◆ **EXTRAIT À LIRE**
++++++++++++++++++++

Après une première étude incluant une vingtaine de patients, il en a publié une deuxième vendredi soir portant cette fois-ci sur 80 malades. Tous ont reçu un traitement associant l’hydroxychloroquine à l’azithromycine (un antibiotique).

“Nous confirmons l’efficacité de l’hydroxychloroquine associée à l’azithromycine dans le traitement du Covid-19”, écrit-il avec son équipe de l’Institut Hospitalo-Universitaire (IHU) Méditerranée infection.

Mais de nombreux scientifiques et l’Organisation mondiale de la Santé pointent les limites de ces études, car elles n’ont pas été menées selon les protocoles scientifiques standards : tirage au sort des patients, médecins et patients ignorant qui reçoit le traitement, résultats publiés dans une revue scientifique à comité de lecture indépendant, etc.

Preuve de la complexité du sujet, une autre étude clinique chinoise – parue le 6 mars – n’a pas constaté d’efficacité particulière sur 30 malades.

“Il n’y pas d’étude qui montre quoi que ce soit quant à l’efficacité in vivo”, résume Christophe D’Enfert, directeur scientifique de l’Institut Pasteur.

++++++++++++++++++++

◆ **EXTRAITS DE DONNÉES**
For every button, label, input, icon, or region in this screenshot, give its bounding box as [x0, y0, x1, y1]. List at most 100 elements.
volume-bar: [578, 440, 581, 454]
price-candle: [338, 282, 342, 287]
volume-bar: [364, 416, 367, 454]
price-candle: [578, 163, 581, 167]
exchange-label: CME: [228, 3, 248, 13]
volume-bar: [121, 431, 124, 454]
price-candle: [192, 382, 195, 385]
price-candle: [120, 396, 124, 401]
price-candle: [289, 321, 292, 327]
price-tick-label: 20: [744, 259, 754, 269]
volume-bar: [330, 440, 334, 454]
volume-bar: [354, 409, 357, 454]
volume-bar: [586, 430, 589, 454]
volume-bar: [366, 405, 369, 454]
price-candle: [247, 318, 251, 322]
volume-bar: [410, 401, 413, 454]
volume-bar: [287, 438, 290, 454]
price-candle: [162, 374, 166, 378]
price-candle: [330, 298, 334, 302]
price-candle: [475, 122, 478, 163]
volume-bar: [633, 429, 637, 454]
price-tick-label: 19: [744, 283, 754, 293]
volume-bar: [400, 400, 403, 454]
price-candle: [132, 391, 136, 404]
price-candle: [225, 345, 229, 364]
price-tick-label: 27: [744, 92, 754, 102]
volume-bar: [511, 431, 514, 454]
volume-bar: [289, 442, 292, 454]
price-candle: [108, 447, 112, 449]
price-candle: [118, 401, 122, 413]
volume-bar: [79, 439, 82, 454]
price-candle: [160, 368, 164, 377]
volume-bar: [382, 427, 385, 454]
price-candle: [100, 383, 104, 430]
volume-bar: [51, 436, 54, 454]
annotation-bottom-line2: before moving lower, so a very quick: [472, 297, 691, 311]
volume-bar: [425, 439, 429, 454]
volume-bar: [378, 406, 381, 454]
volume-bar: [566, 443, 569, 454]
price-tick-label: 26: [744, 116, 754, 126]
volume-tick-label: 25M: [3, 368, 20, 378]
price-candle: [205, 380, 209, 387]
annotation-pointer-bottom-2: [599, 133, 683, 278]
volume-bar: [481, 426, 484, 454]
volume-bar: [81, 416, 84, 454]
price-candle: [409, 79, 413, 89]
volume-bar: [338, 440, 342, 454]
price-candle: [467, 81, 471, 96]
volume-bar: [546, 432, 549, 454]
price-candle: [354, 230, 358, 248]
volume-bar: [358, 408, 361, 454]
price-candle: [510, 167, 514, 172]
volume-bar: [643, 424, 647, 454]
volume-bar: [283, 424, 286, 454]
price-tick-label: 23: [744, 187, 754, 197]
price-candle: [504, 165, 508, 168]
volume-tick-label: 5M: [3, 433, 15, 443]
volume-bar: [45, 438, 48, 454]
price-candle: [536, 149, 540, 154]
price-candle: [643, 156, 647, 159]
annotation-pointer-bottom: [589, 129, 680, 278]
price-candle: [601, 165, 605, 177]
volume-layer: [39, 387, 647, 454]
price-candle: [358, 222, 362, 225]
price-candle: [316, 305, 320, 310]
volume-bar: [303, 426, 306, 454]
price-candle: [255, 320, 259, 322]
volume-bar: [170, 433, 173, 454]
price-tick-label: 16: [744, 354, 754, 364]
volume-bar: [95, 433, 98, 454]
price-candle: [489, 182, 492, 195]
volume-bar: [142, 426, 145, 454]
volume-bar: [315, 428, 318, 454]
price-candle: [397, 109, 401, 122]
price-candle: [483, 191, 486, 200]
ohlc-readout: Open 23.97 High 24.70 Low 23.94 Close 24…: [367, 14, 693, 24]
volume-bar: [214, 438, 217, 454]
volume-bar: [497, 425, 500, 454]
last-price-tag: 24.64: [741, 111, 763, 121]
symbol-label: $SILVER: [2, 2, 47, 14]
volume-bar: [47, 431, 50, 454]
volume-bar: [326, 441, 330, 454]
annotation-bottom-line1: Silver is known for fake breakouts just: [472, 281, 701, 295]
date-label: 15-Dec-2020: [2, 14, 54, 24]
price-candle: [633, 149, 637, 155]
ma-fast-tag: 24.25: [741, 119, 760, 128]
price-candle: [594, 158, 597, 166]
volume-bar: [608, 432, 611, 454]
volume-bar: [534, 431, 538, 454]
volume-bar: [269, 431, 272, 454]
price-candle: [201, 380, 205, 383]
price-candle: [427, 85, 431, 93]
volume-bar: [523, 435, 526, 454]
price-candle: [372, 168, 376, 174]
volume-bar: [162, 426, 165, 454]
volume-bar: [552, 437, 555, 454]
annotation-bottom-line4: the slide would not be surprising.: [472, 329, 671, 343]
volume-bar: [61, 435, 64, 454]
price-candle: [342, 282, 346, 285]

++++++++++++++++++++

◆ **CONSIGNE**
Reproduisez fidèlement le passage de l'extrait sur l'hydroxychloroquine qui va de « Après une première » jusqu'à « lecture indépendant, etc. ».

◆ **RÉPONSE ATTENDUE**
Après une première étude incluant une vingtaine de patients, il en a publié une deuxième vendredi soir portant cette fois-ci sur 80 malades. Tous ont reçu un traitement associant l’hydroxychloroquine à l’azithromycine (un antibiotique).

“Nous confirmons l’efficacité de l’hydroxychloroquine associée à l’azithromycine dans le traitement du Covid-19”, écrit-il avec son équipe de l’Institut Hospitalo-Universitaire (IHU) Méditerranée infection.

Mais de nombreux scientifiques et l’Organisation mondiale de la Santé pointent les limites de ces études, car elles n’ont pas été menées selon les protocoles scientifiques standards : tirage au sort des patients, médecins et patients ignorant qui reçoit le traitement, résultats publiés dans une revue scientifique à comité de lecture indépendant, etc.